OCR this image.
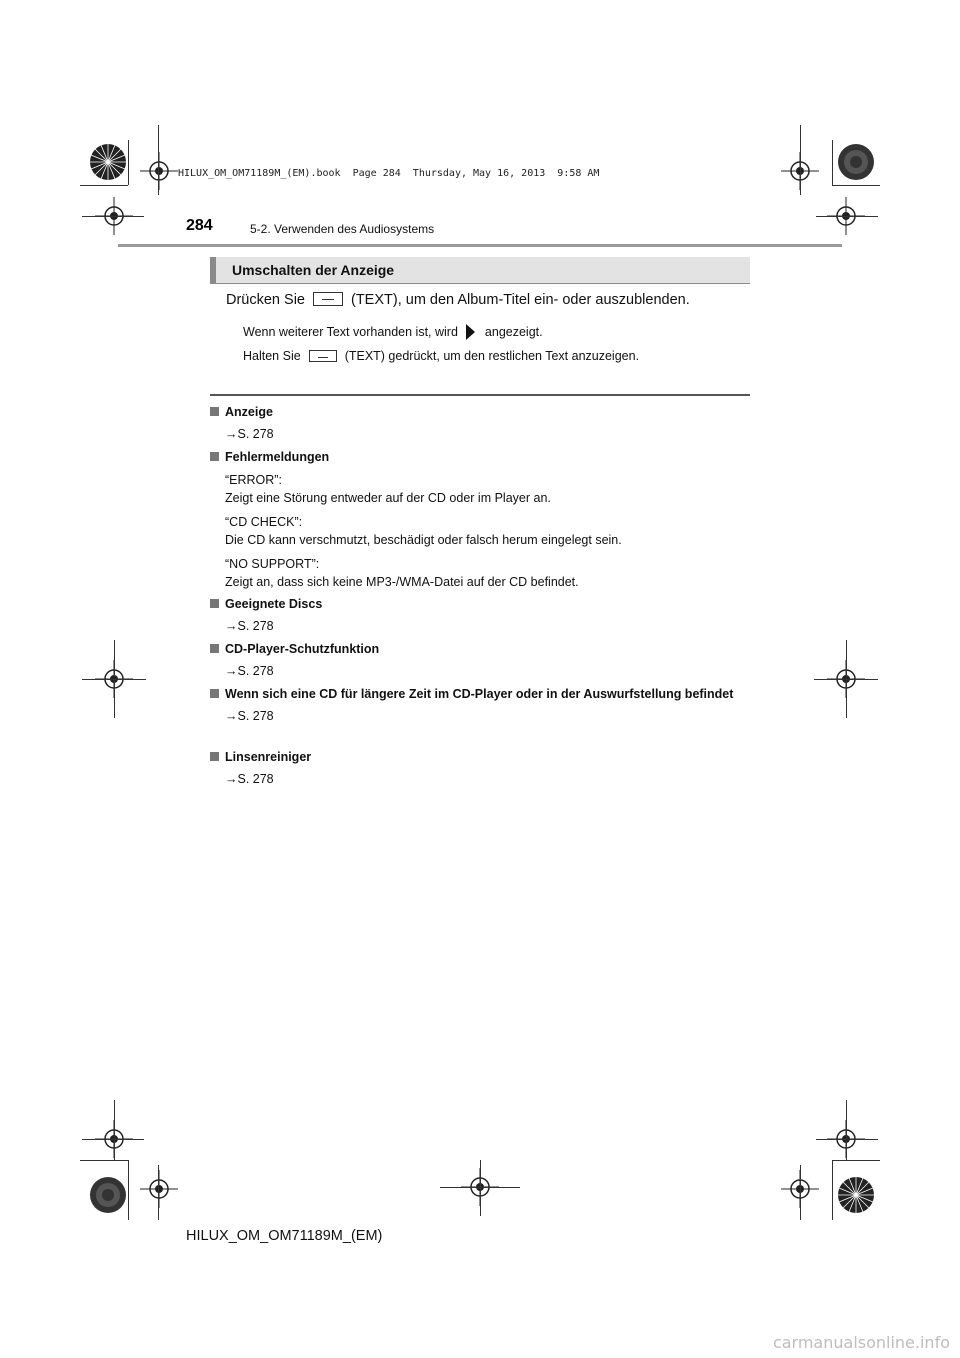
HILUX_OM_OM71189M_(EM).book  Page 284  Thursday, May 16, 2013  9:58 AM
284	5-2. Verwenden des Audiosystems
Umschalten der Anzeige
Drücken Sie	(TEXT), um den Album-Titel ein- oder auszublenden.
Wenn weiterer Text vorhanden ist, wird angezeigt.
Halten Sie	(TEXT) gedrückt, um den restlichen Text anzuzeigen.
Anzeige
→S. 278
Fehlermeldungen
“ERROR”:
Zeigt eine Störung entweder auf der CD oder im Player an.
“CD CHECK”:
Die CD kann verschmutzt, beschädigt oder falsch herum eingelegt sein.
“NO SUPPORT”:
Zeigt an, dass sich keine MP3-/WMA-Datei auf der CD befindet.
Geeignete Discs
→S. 278
CD-Player-Schutzfunktion
→S. 278
Wenn sich eine CD für längere Zeit im CD-Player oder in der Auswurfstellung befindet
→S. 278
Linsenreiniger
→S. 278
HILUX_OM_OM71189M_(EM)
carmanualsonline.info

__________

In the records above, locate every line with the string "sich" and copy it.

Zeigt an, dass sich keine MP3-/WMA-Datei auf der CD befindet.
Wenn sich eine CD für längere Zeit im CD-Player oder in der Auswurfstellung befindet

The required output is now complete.